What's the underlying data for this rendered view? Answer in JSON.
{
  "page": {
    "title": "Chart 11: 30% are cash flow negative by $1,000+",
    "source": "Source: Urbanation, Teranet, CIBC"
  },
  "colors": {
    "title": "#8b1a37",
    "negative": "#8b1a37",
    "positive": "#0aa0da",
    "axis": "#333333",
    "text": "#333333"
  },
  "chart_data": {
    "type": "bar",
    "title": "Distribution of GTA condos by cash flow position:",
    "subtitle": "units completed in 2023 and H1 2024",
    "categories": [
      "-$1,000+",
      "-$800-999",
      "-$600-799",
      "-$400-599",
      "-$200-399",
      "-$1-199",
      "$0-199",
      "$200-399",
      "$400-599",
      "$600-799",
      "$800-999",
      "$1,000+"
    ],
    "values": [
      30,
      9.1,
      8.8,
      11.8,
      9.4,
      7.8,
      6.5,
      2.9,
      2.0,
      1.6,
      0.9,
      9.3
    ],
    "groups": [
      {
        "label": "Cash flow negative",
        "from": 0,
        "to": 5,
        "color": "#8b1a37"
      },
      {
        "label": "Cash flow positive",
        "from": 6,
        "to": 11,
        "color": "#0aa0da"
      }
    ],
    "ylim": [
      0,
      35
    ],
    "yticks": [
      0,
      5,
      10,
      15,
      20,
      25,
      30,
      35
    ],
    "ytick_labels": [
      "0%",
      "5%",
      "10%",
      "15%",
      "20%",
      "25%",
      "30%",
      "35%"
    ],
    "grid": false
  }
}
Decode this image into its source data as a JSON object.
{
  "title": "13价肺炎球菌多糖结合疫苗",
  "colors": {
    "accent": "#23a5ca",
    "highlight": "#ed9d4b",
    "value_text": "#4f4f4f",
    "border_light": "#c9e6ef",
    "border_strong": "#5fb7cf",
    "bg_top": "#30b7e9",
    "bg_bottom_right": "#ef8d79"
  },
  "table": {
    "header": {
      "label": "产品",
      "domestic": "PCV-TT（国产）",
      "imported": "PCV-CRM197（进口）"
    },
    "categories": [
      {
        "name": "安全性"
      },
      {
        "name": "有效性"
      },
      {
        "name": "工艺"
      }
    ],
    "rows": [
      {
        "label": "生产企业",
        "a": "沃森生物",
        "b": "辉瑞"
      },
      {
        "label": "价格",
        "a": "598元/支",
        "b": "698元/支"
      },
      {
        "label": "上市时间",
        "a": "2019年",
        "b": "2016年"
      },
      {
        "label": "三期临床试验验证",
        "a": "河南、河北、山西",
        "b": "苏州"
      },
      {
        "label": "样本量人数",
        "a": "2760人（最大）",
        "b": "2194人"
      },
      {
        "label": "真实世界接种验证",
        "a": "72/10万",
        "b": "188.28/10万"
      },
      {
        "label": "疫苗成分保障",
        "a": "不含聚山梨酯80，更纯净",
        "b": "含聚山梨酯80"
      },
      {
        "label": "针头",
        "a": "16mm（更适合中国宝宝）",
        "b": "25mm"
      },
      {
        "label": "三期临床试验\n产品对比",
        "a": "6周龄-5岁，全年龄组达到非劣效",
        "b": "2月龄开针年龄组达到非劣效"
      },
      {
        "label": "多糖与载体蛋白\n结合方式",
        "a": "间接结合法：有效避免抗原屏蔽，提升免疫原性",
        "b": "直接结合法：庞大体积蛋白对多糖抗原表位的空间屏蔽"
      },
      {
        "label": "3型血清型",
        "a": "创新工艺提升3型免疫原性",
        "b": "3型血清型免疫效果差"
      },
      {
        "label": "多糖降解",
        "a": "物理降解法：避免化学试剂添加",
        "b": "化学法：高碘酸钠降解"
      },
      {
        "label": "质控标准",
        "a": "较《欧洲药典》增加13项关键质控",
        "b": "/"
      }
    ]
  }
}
········
Task: Repeat the data in its entirety, character for character.

Result of this task:
What's the underlying data for this rendered view? Answer in JSON.
{
  "page": {
    "title": "Chart 11: 30% are cash flow negative by $1,000+",
    "source": "Source: Urbanation, Teranet, CIBC"
  },
  "colors": {
    "title": "#8b1a37",
    "negative": "#8b1a37",
    "positive": "#0aa0da",
    "axis": "#333333",
    "text": "#333333"
  },
  "chart_data": {
    "type": "bar",
    "title": "Distribution of GTA condos by cash flow position:",
    "subtitle": "units completed in 2023 and H1 2024",
    "categories": [
      "-$1,000+",
      "-$800-999",
      "-$600-799",
      "-$400-599",
      "-$200-399",
      "-$1-199",
      "$0-199",
      "$200-399",
      "$400-599",
      "$600-799",
      "$800-999",
      "$1,000+"
    ],
    "values": [
      30,
      9.1,
      8.8,
      11.8,
      9.4,
      7.8,
      6.5,
      2.9,
      2.0,
      1.6,
      0.9,
      9.3
    ],
    "groups": [
      {
        "label": "Cash flow negative",
        "from": 0,
        "to": 5,
        "color": "#8b1a37"
      },
      {
        "label": "Cash flow positive",
        "from": 6,
        "to": 11,
        "color": "#0aa0da"
      }
    ],
    "ylim": [
      0,
      35
    ],
    "yticks": [
      0,
      5,
      10,
      15,
      20,
      25,
      30,
      35
    ],
    "ytick_labels": [
      "0%",
      "5%",
      "10%",
      "15%",
      "20%",
      "25%",
      "30%",
      "35%"
    ],
    "grid": false
  }
}
Decode this image into its source data as a JSON object.
{
  "title": "13价肺炎球菌多糖结合疫苗",
  "colors": {
    "accent": "#23a5ca",
    "highlight": "#ed9d4b",
    "value_text": "#4f4f4f",
    "border_light": "#c9e6ef",
    "border_strong": "#5fb7cf",
    "bg_top": "#30b7e9",
    "bg_bottom_right": "#ef8d79"
  },
  "table": {
    "header": {
      "label": "产品",
      "domestic": "PCV-TT（国产）",
      "imported": "PCV-CRM197（进口）"
    },
    "categories": [
      {
        "name": "安全性"
      },
      {
        "name": "有效性"
      },
      {
        "name": "工艺"
      }
    ],
    "rows": [
      {
        "label": "生产企业",
        "a": "沃森生物",
        "b": "辉瑞"
      },
      {
        "label": "价格",
        "a": "598元/支",
        "b": "698元/支"
      },
      {
        "label": "上市时间",
        "a": "2019年",
        "b": "2016年"
      },
      {
        "label": "三期临床试验验证",
        "a": "河南、河北、山西",
        "b": "苏州"
      },
      {
        "label": "样本量人数",
        "a": "2760人（最大）",
        "b": "2194人"
      },
      {
        "label": "真实世界接种验证",
        "a": "72/10万",
        "b": "188.28/10万"
      },
      {
        "label": "疫苗成分保障",
        "a": "不含聚山梨酯80，更纯净",
        "b": "含聚山梨酯80"
      },
      {
        "label": "针头",
        "a": "16mm（更适合中国宝宝）",
        "b": "25mm"
      },
      {
        "label": "三期临床试验\n产品对比",
        "a": "6周龄-5岁，全年龄组达到非劣效",
        "b": "2月龄开针年龄组达到非劣效"
      },
      {
        "label": "多糖与载体蛋白\n结合方式",
        "a": "间接结合法：有效避免抗原屏蔽，提升免疫原性",
        "b": "直接结合法：庞大体积蛋白对多糖抗原表位的空间屏蔽"
      },
      {
        "label": "3型血清型",
        "a": "创新工艺提升3型免疫原性",
        "b": "3型血清型免疫效果差"
      },
      {
        "label": "多糖降解",
        "a": "物理降解法：避免化学试剂添加",
        "b": "化学法：高碘酸钠降解"
      },
      {
        "label": "质控标准",
        "a": "较《欧洲药典》增加13项关键质控",
        "b": "/"
      }
    ]
  }
}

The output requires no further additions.